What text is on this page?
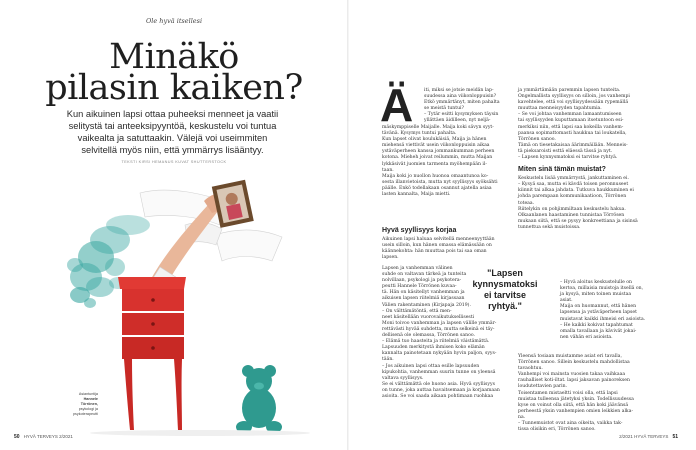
Ole hyvä itsellesi
Minäkö
pilasin kaiken?
Kun aikuinen lapsi ottaa puheeksi menneet ja vaatii
selitystä tai anteeksipyyntöä, keskustelu voi tuntua
vaikealta ja satuttaakin. Välejä voi useimmiten
selvitellä myös niin, että ymmärrys lisääntyy.
TEKSTI KIRSI HEMANUS KUVAT SHUTTERSTOCK
Asiantuntija
Hannele
Törrönen,
psykologi ja
psykoterapeutti
50 HYVÄ TERVEYS 2/2021
Ä iti, miksi se jotsie meidän lap-
suudessa aina viikonloppuisin?
Etkö ymmärtänyt, miten pahalta
se meistä tuntui?
– Tytär esitti kysymyksen täysin
yllättäen äidilleen, nyt neljä-
mäskymppiselle Maijalle. Maija koki sävyn syyt-
tävänä. Kysymys tuntui pahalta.
Kun lapset olivat koulukäisiä, Maija ja hänen
miehensä viettivät usein viikonloppuisin aikaa
ystäväperheen kanssa jommankumman perheen
kotona. Mieheh joivat reilummin, mutta Maijan
lykkäsivät juomien tarmenta myöhempään il-
taan.
Maija koki jo nuollon huonoa omaantunoa ko-
sesta illanvietoista, mutta nyt syyllisyys syöksähti
päälle. Enkö todellakaan osannut ajatella asiaa
lasten kannalta, Maija mietti.
Hyvä syyllisyys korjaa
Aikuinen lapsi haluaa selvitellä menneenyyttään
usein silloin, kun hänen omassa elämässään on
käännekohta: hän muuttaa pois tai saa oman
lapsen.
Lapsen ja vanhemman välinen
suhde on valtavan tärkeä ja tunteita
nolvillaan, psykologi ja psykotera-
peutti Hannele Törrönen kuvaa-
tä. Hän on käsitellyt vanhemman ja
aikuisen lapsen riitelmiä kirjassaan
Välien rakentaminen (Kirjapaja 2019).
– On välttämätöntä, että men-
neet käsitellään vuorovaikutuksellisesti
Moni toivoo vanhemman ja lapsen välille ymmär-
rettävästi hyvää suhdetta, mutta selkeinä ei täy-
dellisenä ole olemassa, Törrönen sanoo.
– Elämä tuo haasteita ja riitelmiä väistämättä.
Lapsuuden merkitystä ihmisen koko elämän
kannalta painotetaan nykyään hyvin paljon, syys-
tään.
– Jos aikuinen lapsi ottaa esille lapsuuden
kipukohtia, vanhemman suurin tunne on yleensä
valtava syyllisyys.
Se ei välttämättä ole huono asia. Hyvä syyllisyys
on tunne, joka auttaa havaitsemaan ja korjaamaan
asioita. Se voi saada aikaan pohtimaan ruohkaa
"Lapsen
kynnysmatoksi
ei tarvitse
ryhtyä."
ja ymmärtämään paremmin lapsen tunteita.
Ongelmallista syyllisyys on silloin, jos vanhempi
kavehtelee, että voi syyllisyydessään rypemällä
muuttaa menneisyyden tapahtumia.
– Se voi johtaa vanhemman lamaantumiseen
tai syyllisyyden kuputtamaan itsetuntoon esi-
merkiksi niin, että lapsi saa kokeilla vanhem-
paansa sopimattomasti haukkua tai loukatella,
Törrönen sanoo.
Tämä on tiesetakaisaa äärimmäilään. Menneis-
tä pieksaroisti esttä eläessä tässä ja nyt.
– Lapsen kynnysmatoksi ei tarvitse ryhtyä.
Miten sinä tämän muistat?
Keskustelu lisää ymmärrystä, jankuttaminen ei.
– Kysyä saa, mutta ei kävdä toisen peronnuseet
kiinnit tai alkaa jahdata. Tutkuva haukkuminen ei
johda parempaan kommunikaatioon, Törrönen
toteaa.
Riitelykin on pohjimmiltaan keskustelu hakua.
Olkaanlanen haastaminen tunnistaa Törrösen
mukaan siitä, että se pysyy konkreettiana ja sisinsä
tunnettua sekä muistoissa.
– Hyvä aloitus keskustelulle on
kertoa, millaisia muistoja itsellä on,
ja kysyä, miten toinen muistaa
asiat.
Maija on huomannut, että hänen
lapsensa ja ystäväperheen lapset
muistavat kaikki ihmeisi eri asioista.
– He kaikki kokivat tapahtumat
omalla tavallaan ja kävivät jokai-
nen vähän eri asioista.
Yleensä tosiaan muistamme asiat eri tavalla,
Törrönen sanoo. Sillein keskustelu mahdollistaa
tavaohtuu.
Vanhempi voi mainsta vuosien takaa vaihkaaa
rauhalliset koti-iltat. lapsi jaksavan painoreksen
loudutettavien parin.
Toisentamen mistaeltti voisi olla, että lapsi
muistaa tulleensa jätetyksi yksin. Todellisuudessa
kyse on voinut olla siitä, että hän koki jäävänsä
perheestä yksin vanhempien omien leikkien alka-
na.
– Tunnemuistot ovat aina oikeita, vaikka tak-
tissa olisikin eri, Törrönen sanoo.
2/2021 HYVÄ TERVEYS 51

★ ★ ★ ★ ★

WORK REQUIRED: Each line in the records above should be reproduced exactly; images are not copied.

SOLUTION TO THE EXERCISE:
What text is on this page?
Ole hyvä itsellesi
Minäkö
pilasin kaiken?
Kun aikuinen lapsi ottaa puheeksi menneet ja vaatii
selitystä tai anteeksipyyntöä, keskustelu voi tuntua
vaikealta ja satuttaakin. Välejä voi useimmiten
selvitellä myös niin, että ymmärrys lisääntyy.
TEKSTI KIRSI HEMANUS KUVAT SHUTTERSTOCK
Asiantuntija
Hannele
Törrönen,
psykologi ja
psykoterapeutti
50 HYVÄ TERVEYS 2/2021
Ä iti, miksi se jotsie meidän lap-
suudessa aina viikonloppuisin?
Etkö ymmärtänyt, miten pahalta
se meistä tuntui?
– Tytär esitti kysymyksen täysin
yllättäen äidilleen, nyt neljä-
mäskymppiselle Maijalle. Maija koki sävyn syyt-
tävänä. Kysymys tuntui pahalta.
Kun lapset olivat koulukäisiä, Maija ja hänen
miehensä viettivät usein viikonloppuisin aikaa
ystäväperheen kanssa jommankumman perheen
kotona. Mieheh joivat reilummin, mutta Maijan
lykkäsivät juomien tarmenta myöhempään il-
taan.
Maija koki jo nuollon huonoa omaantunoa ko-
sesta illanvietoista, mutta nyt syyllisyys syöksähti
päälle. Enkö todellakaan osannut ajatella asiaa
lasten kannalta, Maija mietti.
Hyvä syyllisyys korjaa
Aikuinen lapsi haluaa selvitellä menneenyyttään
usein silloin, kun hänen omassa elämässään on
käännekohta: hän muuttaa pois tai saa oman
lapsen.
Lapsen ja vanhemman välinen
suhde on valtavan tärkeä ja tunteita
nolvillaan, psykologi ja psykotera-
peutti Hannele Törrönen kuvaa-
tä. Hän on käsitellyt vanhemman ja
aikuisen lapsen riitelmiä kirjassaan
Välien rakentaminen (Kirjapaja 2019).
– On välttämätöntä, että men-
neet käsitellään vuorovaikutuksellisesti
Moni toivoo vanhemman ja lapsen välille ymmär-
rettävästi hyvää suhdetta, mutta selkeinä ei täy-
dellisenä ole olemassa, Törrönen sanoo.
– Elämä tuo haasteita ja riitelmiä väistämättä.
Lapsuuden merkitystä ihmisen koko elämän
kannalta painotetaan nykyään hyvin paljon, syys-
tään.
– Jos aikuinen lapsi ottaa esille lapsuuden
kipukohtia, vanhemman suurin tunne on yleensä
valtava syyllisyys.
Se ei välttämättä ole huono asia. Hyvä syyllisyys
on tunne, joka auttaa havaitsemaan ja korjaamaan
asioita. Se voi saada aikaan pohtimaan ruohkaa
"Lapsen
kynnysmatoksi
ei tarvitse
ryhtyä."
ja ymmärtämään paremmin lapsen tunteita.
Ongelmallista syyllisyys on silloin, jos vanhempi
kavehtelee, että voi syyllisyydessään rypemällä
muuttaa menneisyyden tapahtumia.
– Se voi johtaa vanhemman lamaantumiseen
tai syyllisyyden kuputtamaan itsetuntoon esi-
merkiksi niin, että lapsi saa kokeilla vanhem-
paansa sopimattomasti haukkua tai loukatella,
Törrönen sanoo.
Tämä on tiesetakaisaa äärimmäilään. Menneis-
tä pieksaroisti esttä eläessä tässä ja nyt.
– Lapsen kynnysmatoksi ei tarvitse ryhtyä.
Miten sinä tämän muistat?
Keskustelu lisää ymmärrystä, jankuttaminen ei.
– Kysyä saa, mutta ei kävdä toisen peronnuseet
kiinnit tai alkaa jahdata. Tutkuva haukkuminen ei
johda parempaan kommunikaatioon, Törrönen
toteaa.
Riitelykin on pohjimmiltaan keskustelu hakua.
Olkaanlanen haastaminen tunnistaa Törrösen
mukaan siitä, että se pysyy konkreettiana ja sisinsä
tunnettua sekä muistoissa.
– Hyvä aloitus keskustelulle on
kertoa, millaisia muistoja itsellä on,
ja kysyä, miten toinen muistaa
asiat.
Maija on huomannut, että hänen
lapsensa ja ystäväperheen lapset
muistavat kaikki ihmeisi eri asioista.
– He kaikki kokivat tapahtumat
omalla tavallaan ja kävivät jokai-
nen vähän eri asioista.
Yleensä tosiaan muistamme asiat eri tavalla,
Törrönen sanoo. Sillein keskustelu mahdollistaa
tavaohtuu.
Vanhempi voi mainsta vuosien takaa vaihkaaa
rauhalliset koti-iltat. lapsi jaksavan painoreksen
loudutettavien parin.
Toisentamen mistaeltti voisi olla, että lapsi
muistaa tulleensa jätetyksi yksin. Todellisuudessa
kyse on voinut olla siitä, että hän koki jäävänsä
perheestä yksin vanhempien omien leikkien alka-
na.
– Tunnemuistot ovat aina oikeita, vaikka tak-
tissa olisikin eri, Törrönen sanoo.
2/2021 HYVÄ TERVEYS 51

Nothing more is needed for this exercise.